(Recorded data)
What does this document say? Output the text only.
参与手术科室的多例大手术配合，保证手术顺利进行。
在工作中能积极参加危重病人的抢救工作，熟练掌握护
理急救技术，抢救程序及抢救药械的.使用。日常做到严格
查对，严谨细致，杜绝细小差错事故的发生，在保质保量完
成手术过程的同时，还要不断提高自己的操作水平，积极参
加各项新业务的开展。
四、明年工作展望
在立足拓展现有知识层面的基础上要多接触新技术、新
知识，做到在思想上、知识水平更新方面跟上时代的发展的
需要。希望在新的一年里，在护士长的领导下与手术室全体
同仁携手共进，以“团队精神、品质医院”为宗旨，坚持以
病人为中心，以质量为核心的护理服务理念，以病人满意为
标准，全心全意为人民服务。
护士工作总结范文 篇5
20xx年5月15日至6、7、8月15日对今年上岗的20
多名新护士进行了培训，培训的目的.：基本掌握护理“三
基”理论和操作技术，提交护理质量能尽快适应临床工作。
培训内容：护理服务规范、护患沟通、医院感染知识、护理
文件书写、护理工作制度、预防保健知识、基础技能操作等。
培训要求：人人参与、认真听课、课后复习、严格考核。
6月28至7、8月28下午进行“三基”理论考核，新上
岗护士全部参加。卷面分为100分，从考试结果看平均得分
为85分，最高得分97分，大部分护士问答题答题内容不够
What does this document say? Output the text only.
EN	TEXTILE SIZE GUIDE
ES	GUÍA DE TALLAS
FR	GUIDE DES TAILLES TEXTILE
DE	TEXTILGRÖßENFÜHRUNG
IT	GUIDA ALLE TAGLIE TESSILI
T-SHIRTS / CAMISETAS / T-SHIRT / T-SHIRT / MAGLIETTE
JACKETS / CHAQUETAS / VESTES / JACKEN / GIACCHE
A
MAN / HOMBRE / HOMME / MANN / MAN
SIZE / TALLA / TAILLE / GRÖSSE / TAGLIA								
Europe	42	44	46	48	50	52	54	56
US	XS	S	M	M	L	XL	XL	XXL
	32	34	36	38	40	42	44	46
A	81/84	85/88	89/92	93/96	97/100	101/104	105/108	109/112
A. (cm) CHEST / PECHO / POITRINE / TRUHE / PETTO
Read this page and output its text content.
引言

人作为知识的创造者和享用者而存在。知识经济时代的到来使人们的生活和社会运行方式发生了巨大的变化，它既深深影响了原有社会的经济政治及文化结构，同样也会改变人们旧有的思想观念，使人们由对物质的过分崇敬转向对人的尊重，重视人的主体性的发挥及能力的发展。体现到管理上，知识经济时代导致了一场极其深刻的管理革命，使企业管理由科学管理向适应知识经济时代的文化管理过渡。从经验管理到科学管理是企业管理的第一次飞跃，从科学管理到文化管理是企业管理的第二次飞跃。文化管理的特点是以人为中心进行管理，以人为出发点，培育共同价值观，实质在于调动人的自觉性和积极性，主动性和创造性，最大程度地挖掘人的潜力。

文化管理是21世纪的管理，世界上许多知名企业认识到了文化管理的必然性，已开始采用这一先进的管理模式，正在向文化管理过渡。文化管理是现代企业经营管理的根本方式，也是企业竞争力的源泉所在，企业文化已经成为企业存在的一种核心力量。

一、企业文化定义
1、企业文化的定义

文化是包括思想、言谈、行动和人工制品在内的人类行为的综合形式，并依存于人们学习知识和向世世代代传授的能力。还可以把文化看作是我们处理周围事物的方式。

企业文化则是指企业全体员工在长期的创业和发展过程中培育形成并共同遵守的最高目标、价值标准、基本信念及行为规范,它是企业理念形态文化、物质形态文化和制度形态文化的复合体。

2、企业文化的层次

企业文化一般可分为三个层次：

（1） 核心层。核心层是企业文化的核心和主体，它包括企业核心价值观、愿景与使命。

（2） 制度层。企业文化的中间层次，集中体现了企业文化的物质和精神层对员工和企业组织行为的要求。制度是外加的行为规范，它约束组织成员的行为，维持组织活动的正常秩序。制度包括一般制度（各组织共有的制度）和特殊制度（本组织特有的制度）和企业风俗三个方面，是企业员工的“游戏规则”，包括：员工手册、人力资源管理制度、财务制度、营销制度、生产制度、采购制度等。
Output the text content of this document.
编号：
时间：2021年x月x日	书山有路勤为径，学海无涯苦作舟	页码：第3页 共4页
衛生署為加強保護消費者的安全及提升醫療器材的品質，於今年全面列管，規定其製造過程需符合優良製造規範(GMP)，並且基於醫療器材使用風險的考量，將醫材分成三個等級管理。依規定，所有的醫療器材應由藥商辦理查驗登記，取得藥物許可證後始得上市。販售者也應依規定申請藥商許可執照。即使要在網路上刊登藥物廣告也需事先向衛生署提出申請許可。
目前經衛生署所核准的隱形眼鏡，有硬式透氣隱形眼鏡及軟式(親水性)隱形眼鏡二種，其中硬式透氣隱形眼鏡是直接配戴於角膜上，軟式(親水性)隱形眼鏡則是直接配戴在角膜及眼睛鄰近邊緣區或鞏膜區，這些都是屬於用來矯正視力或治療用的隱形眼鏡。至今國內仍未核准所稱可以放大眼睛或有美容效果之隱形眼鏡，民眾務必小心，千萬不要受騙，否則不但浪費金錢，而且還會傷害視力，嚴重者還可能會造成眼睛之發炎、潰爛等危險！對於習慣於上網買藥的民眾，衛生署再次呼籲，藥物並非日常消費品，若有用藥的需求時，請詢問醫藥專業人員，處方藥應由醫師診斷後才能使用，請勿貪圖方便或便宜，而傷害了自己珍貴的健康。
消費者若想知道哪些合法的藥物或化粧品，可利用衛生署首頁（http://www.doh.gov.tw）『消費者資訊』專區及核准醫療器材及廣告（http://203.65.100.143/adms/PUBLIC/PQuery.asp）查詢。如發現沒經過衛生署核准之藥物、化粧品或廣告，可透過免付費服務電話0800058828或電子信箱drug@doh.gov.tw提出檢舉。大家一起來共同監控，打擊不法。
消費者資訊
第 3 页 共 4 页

* Exercise instructions
Where does the word "TEXTILE" appear in the listing? List each line that holds it.

* Exercise result
EN	TEXTILE SIZE GUIDE
FR	GUIDE DES TAILLES TEXTILE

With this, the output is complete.